═══ TEXTO SELECCIONADO ═══

¡Amor y
paz!
Los invito,
hermanos, a leer y meditar la Palabra de Dios, en este Viernes Santo.
Dios nos
bendice...
1ª Lectura (Is 52,13–53,12):
Mirad, mi siervo tendrá éxito, subirá y
crecerá mucho. Como muchos se espantaron de él, porque desfigurado no parecía
hombre, ni tenía aspecto humano, así asombrará a muchos pueblos, ante él los
reyes cerrarán la boca, al ver algo inenarrable y contemplar algo inaudito.
¿Quién creyó nuestro anuncio? ¿A quién se reveló el brazo del Señor? Creció en
su presencia como brote, como raíz en tierra árida, sin figura, sin belleza. Lo
vimos sin aspecto atrayente, despreciado y evitado de los hombres, como un
hombre de dolores, acostumbrado a sufrimientos, ante el cual se ocultan los
rostros, despreciado y desestimado.

═══

# INSTRUCCIONES:
Por favor, prosigue la lectura de Viernes Santo sobre el siervo desde donde se detiene.

═══ DATOS PROPORCIONADOS ═══

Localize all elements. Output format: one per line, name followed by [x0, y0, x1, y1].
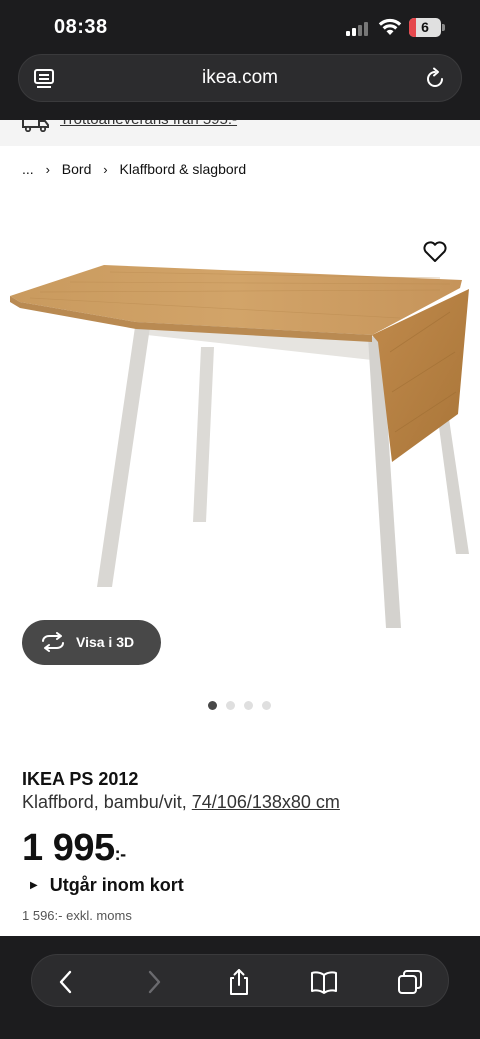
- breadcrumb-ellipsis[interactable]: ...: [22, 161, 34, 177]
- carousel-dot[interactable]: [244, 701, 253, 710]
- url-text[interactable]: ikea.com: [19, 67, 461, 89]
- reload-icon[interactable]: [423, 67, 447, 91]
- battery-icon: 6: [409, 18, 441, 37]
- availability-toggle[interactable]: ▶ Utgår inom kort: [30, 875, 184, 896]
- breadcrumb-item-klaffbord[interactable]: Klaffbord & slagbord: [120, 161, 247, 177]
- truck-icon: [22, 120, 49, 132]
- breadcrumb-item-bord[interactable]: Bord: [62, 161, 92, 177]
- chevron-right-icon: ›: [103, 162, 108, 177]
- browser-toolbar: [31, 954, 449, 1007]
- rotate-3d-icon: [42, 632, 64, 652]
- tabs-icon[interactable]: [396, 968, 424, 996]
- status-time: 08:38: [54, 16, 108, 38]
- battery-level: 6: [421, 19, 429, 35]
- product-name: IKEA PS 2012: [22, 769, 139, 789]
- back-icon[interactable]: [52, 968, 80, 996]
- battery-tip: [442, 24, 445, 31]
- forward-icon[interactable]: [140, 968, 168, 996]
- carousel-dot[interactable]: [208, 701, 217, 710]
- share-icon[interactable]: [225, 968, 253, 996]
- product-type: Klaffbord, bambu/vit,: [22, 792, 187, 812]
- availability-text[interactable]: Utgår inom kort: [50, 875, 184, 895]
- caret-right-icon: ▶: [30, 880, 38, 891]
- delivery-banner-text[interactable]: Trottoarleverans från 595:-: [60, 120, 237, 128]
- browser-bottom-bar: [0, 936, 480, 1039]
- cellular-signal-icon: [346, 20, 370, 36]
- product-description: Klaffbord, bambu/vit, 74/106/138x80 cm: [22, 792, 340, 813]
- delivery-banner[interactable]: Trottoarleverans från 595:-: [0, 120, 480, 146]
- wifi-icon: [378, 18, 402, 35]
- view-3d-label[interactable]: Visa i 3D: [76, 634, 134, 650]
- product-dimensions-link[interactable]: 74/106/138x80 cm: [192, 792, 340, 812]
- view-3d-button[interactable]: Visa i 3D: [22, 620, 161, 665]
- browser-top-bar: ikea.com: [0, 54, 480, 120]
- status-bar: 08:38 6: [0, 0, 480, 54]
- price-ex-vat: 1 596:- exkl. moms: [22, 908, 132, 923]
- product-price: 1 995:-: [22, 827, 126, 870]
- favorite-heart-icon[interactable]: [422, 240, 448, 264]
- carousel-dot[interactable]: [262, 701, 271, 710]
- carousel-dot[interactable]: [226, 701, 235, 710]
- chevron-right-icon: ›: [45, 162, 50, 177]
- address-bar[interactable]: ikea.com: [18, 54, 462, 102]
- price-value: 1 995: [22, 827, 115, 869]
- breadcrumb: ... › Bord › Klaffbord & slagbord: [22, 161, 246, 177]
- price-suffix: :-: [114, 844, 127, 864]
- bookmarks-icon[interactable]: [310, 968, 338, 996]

═══

# RESPUESTA DEL EJERCICIO:
Él soportó nuestros
sufrimientos y aguantó nuestros dolores; nosotros lo estimamos leproso, herido
de Dios y humillado pero él fue traspasado por nuestras rebeliones, triturado
por nuestros crímenes. Nuestro castigo saludable cayó sobre él, sus cicatrices
nos curaron. Todos errábamos como ovejas, cada uno siguiendo su camino; y el
Señor cargó sobre él todos nuestros crímenes. Maltratado, voluntariamente se
humillaba y no abría la boca; como cordero llevado al matadero, como oveja ante
el esquilador, enmudecía y no abría la boca. Sin defensa, sin justicia, se lo
llevaron, ¿quién meditó en su destino?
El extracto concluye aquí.